What is expected - The response must consist of every line of the listing, reproduced verbatim.

Extracted data -
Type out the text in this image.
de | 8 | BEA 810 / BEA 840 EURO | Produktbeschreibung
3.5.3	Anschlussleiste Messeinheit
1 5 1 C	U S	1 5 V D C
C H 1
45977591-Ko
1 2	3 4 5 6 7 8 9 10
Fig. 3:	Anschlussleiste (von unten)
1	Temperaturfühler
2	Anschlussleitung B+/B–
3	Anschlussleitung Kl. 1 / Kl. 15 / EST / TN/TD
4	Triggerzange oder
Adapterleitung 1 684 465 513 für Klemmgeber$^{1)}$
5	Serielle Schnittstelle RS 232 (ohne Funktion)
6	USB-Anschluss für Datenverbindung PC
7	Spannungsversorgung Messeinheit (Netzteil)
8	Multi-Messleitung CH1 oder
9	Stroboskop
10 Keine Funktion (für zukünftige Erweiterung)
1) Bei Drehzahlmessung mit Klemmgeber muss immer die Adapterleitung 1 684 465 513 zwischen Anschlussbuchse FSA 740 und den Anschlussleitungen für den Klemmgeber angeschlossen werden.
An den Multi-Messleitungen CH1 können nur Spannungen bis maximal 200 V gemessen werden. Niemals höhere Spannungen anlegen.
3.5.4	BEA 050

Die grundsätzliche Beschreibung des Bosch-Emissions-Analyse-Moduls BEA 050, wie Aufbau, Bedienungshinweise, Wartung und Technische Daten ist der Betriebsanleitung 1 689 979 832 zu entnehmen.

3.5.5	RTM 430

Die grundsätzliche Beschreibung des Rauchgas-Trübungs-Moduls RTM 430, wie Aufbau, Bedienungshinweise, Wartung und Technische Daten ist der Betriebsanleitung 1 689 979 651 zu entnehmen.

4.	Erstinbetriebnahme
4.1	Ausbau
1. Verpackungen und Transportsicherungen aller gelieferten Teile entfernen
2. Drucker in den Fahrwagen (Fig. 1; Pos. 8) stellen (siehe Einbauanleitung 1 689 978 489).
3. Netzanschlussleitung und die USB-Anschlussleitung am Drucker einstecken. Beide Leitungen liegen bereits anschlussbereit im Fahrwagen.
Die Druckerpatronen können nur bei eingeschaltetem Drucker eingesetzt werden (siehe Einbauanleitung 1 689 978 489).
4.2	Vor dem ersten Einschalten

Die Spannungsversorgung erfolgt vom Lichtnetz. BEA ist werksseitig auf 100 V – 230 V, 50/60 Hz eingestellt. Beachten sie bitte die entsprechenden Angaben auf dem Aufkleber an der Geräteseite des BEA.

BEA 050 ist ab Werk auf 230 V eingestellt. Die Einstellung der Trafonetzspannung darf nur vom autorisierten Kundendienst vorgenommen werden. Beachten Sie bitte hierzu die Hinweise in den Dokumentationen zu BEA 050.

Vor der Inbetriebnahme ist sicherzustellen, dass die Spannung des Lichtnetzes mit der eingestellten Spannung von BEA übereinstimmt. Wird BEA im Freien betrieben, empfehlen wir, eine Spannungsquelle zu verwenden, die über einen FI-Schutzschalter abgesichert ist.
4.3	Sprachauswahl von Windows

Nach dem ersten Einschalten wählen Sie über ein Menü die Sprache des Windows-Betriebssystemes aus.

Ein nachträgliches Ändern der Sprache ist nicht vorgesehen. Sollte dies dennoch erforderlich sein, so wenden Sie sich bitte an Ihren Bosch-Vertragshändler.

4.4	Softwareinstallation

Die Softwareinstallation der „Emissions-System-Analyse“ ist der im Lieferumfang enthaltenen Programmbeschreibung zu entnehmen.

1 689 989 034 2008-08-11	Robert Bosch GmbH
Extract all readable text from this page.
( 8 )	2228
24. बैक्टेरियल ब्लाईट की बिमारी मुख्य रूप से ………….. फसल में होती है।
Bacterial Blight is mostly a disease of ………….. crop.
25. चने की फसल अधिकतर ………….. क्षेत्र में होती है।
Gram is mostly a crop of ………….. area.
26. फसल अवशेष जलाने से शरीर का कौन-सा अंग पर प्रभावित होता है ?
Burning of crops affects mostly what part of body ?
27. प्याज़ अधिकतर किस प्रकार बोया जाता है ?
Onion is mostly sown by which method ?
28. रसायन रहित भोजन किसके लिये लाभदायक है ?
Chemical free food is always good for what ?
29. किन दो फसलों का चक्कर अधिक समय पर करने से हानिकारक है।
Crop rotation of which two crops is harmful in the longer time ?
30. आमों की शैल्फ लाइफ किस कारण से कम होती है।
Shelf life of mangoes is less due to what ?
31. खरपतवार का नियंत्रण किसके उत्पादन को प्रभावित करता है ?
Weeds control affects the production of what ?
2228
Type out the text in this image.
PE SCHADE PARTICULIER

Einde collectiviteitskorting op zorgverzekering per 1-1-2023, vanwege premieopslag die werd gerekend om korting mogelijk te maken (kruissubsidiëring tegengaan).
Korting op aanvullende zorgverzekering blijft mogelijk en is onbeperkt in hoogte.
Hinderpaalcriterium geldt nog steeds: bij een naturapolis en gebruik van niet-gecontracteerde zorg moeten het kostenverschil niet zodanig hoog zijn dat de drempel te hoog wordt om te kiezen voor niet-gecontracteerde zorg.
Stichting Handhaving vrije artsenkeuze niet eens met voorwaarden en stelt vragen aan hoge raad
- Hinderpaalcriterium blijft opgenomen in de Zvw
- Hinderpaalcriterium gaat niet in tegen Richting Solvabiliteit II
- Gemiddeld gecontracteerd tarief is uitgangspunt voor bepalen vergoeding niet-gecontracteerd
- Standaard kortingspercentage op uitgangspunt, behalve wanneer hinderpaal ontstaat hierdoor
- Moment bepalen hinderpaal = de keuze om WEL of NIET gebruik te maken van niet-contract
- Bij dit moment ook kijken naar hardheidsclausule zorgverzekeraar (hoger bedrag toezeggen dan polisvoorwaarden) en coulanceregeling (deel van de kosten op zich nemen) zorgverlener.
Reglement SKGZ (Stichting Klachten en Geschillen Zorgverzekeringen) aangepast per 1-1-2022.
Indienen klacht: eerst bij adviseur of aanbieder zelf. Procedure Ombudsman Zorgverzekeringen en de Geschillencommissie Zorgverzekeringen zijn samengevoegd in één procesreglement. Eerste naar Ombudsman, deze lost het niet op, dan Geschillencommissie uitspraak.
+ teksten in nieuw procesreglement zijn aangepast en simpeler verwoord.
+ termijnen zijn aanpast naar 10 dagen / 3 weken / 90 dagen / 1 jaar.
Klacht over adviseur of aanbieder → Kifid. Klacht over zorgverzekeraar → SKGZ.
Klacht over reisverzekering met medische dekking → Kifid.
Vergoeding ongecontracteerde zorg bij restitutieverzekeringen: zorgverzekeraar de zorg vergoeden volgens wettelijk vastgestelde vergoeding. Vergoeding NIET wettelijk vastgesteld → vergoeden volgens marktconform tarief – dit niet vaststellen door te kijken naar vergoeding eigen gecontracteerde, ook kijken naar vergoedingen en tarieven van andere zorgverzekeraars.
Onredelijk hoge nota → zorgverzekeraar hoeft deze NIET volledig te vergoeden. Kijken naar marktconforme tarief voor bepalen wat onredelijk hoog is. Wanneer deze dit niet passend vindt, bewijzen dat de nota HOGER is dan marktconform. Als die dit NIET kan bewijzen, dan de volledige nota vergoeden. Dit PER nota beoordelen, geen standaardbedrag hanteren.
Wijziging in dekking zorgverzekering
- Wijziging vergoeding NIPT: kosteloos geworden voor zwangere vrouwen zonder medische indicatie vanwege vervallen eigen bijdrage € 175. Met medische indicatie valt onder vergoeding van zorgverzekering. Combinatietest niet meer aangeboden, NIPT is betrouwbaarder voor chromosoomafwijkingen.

Exercise solution -
Type out the text in this image.
de | 8 | BEA 810 / BEA 840 EURO | Produktbeschreibung
3.5.3	Anschlussleiste Messeinheit
1 5 1 C	U S	1 5 V D C
C H 1
45977591-Ko
1 2	3 4 5 6 7 8 9 10
Fig. 3:	Anschlussleiste (von unten)
1	Temperaturfühler
2	Anschlussleitung B+/B–
3	Anschlussleitung Kl. 1 / Kl. 15 / EST / TN/TD
4	Triggerzange oder
Adapterleitung 1 684 465 513 für Klemmgeber$^{1)}$
5	Serielle Schnittstelle RS 232 (ohne Funktion)
6	USB-Anschluss für Datenverbindung PC
7	Spannungsversorgung Messeinheit (Netzteil)
8	Multi-Messleitung CH1 oder
9	Stroboskop
10 Keine Funktion (für zukünftige Erweiterung)
1) Bei Drehzahlmessung mit Klemmgeber muss immer die Adapterleitung 1 684 465 513 zwischen Anschlussbuchse FSA 740 und den Anschlussleitungen für den Klemmgeber angeschlossen werden.
An den Multi-Messleitungen CH1 können nur Spannungen bis maximal 200 V gemessen werden. Niemals höhere Spannungen anlegen.
3.5.4	BEA 050

Die grundsätzliche Beschreibung des Bosch-Emissions-Analyse-Moduls BEA 050, wie Aufbau, Bedienungshinweise, Wartung und Technische Daten ist der Betriebsanleitung 1 689 979 832 zu entnehmen.

3.5.5	RTM 430

Die grundsätzliche Beschreibung des Rauchgas-Trübungs-Moduls RTM 430, wie Aufbau, Bedienungshinweise, Wartung und Technische Daten ist der Betriebsanleitung 1 689 979 651 zu entnehmen.

4.	Erstinbetriebnahme
4.1	Ausbau
1. Verpackungen und Transportsicherungen aller gelieferten Teile entfernen
2. Drucker in den Fahrwagen (Fig. 1; Pos. 8) stellen (siehe Einbauanleitung 1 689 978 489).
3. Netzanschlussleitung und die USB-Anschlussleitung am Drucker einstecken. Beide Leitungen liegen bereits anschlussbereit im Fahrwagen.
Die Druckerpatronen können nur bei eingeschaltetem Drucker eingesetzt werden (siehe Einbauanleitung 1 689 978 489).
4.2	Vor dem ersten Einschalten

Die Spannungsversorgung erfolgt vom Lichtnetz. BEA ist werksseitig auf 100 V – 230 V, 50/60 Hz eingestellt. Beachten sie bitte die entsprechenden Angaben auf dem Aufkleber an der Geräteseite des BEA.

BEA 050 ist ab Werk auf 230 V eingestellt. Die Einstellung der Trafonetzspannung darf nur vom autorisierten Kundendienst vorgenommen werden. Beachten Sie bitte hierzu die Hinweise in den Dokumentationen zu BEA 050.

Vor der Inbetriebnahme ist sicherzustellen, dass die Spannung des Lichtnetzes mit der eingestellten Spannung von BEA übereinstimmt. Wird BEA im Freien betrieben, empfehlen wir, eine Spannungsquelle zu verwenden, die über einen FI-Schutzschalter abgesichert ist.
4.3	Sprachauswahl von Windows

Nach dem ersten Einschalten wählen Sie über ein Menü die Sprache des Windows-Betriebssystemes aus.

Ein nachträgliches Ändern der Sprache ist nicht vorgesehen. Sollte dies dennoch erforderlich sein, so wenden Sie sich bitte an Ihren Bosch-Vertragshändler.

4.4	Softwareinstallation

Die Softwareinstallation der „Emissions-System-Analyse“ ist der im Lieferumfang enthaltenen Programmbeschreibung zu entnehmen.

1 689 989 034 2008-08-11	Robert Bosch GmbH
Extract all readable text from this page.
( 8 )	2228
24. बैक्टेरियल ब्लाईट की बिमारी मुख्य रूप से ………….. फसल में होती है।
Bacterial Blight is mostly a disease of ………….. crop.
25. चने की फसल अधिकतर ………….. क्षेत्र में होती है।
Gram is mostly a crop of ………….. area.
26. फसल अवशेष जलाने से शरीर का कौन-सा अंग पर प्रभावित होता है ?
Burning of crops affects mostly what part of body ?
27. प्याज़ अधिकतर किस प्रकार बोया जाता है ?
Onion is mostly sown by which method ?
28. रसायन रहित भोजन किसके लिये लाभदायक है ?
Chemical free food is always good for what ?
29. किन दो फसलों का चक्कर अधिक समय पर करने से हानिकारक है।
Crop rotation of which two crops is harmful in the longer time ?
30. आमों की शैल्फ लाइफ किस कारण से कम होती है।
Shelf life of mangoes is less due to what ?
31. खरपतवार का नियंत्रण किसके उत्पादन को प्रभावित करता है ?
Weeds control affects the production of what ?
2228
Type out the text in this image.
PE SCHADE PARTICULIER

Einde collectiviteitskorting op zorgverzekering per 1-1-2023, vanwege premieopslag die werd gerekend om korting mogelijk te maken (kruissubsidiëring tegengaan).
Korting op aanvullende zorgverzekering blijft mogelijk en is onbeperkt in hoogte.
Hinderpaalcriterium geldt nog steeds: bij een naturapolis en gebruik van niet-gecontracteerde zorg moeten het kostenverschil niet zodanig hoog zijn dat de drempel te hoog wordt om te kiezen voor niet-gecontracteerde zorg.
Stichting Handhaving vrije artsenkeuze niet eens met voorwaarden en stelt vragen aan hoge raad
- Hinderpaalcriterium blijft opgenomen in de Zvw
- Hinderpaalcriterium gaat niet in tegen Richting Solvabiliteit II
- Gemiddeld gecontracteerd tarief is uitgangspunt voor bepalen vergoeding niet-gecontracteerd
- Standaard kortingspercentage op uitgangspunt, behalve wanneer hinderpaal ontstaat hierdoor
- Moment bepalen hinderpaal = de keuze om WEL of NIET gebruik te maken van niet-contract
- Bij dit moment ook kijken naar hardheidsclausule zorgverzekeraar (hoger bedrag toezeggen dan polisvoorwaarden) en coulanceregeling (deel van de kosten op zich nemen) zorgverlener.
Reglement SKGZ (Stichting Klachten en Geschillen Zorgverzekeringen) aangepast per 1-1-2022.
Indienen klacht: eerst bij adviseur of aanbieder zelf. Procedure Ombudsman Zorgverzekeringen en de Geschillencommissie Zorgverzekeringen zijn samengevoegd in één procesreglement. Eerste naar Ombudsman, deze lost het niet op, dan Geschillencommissie uitspraak.
+ teksten in nieuw procesreglement zijn aangepast en simpeler verwoord.
+ termijnen zijn aanpast naar 10 dagen / 3 weken / 90 dagen / 1 jaar.
Klacht over adviseur of aanbieder → Kifid. Klacht over zorgverzekeraar → SKGZ.
Klacht over reisverzekering met medische dekking → Kifid.
Vergoeding ongecontracteerde zorg bij restitutieverzekeringen: zorgverzekeraar de zorg vergoeden volgens wettelijk vastgestelde vergoeding. Vergoeding NIET wettelijk vastgesteld → vergoeden volgens marktconform tarief – dit niet vaststellen door te kijken naar vergoeding eigen gecontracteerde, ook kijken naar vergoedingen en tarieven van andere zorgverzekeraars.
Onredelijk hoge nota → zorgverzekeraar hoeft deze NIET volledig te vergoeden. Kijken naar marktconforme tarief voor bepalen wat onredelijk hoog is. Wanneer deze dit niet passend vindt, bewijzen dat de nota HOGER is dan marktconform. Als die dit NIET kan bewijzen, dan de volledige nota vergoeden. Dit PER nota beoordelen, geen standaardbedrag hanteren.
Wijziging in dekking zorgverzekering
- Wijziging vergoeding NIPT: kosteloos geworden voor zwangere vrouwen zonder medische indicatie vanwege vervallen eigen bijdrage € 175. Met medische indicatie valt onder vergoeding van zorgverzekering. Combinatietest niet meer aangeboden, NIPT is betrouwbaarder voor chromosoomafwijkingen.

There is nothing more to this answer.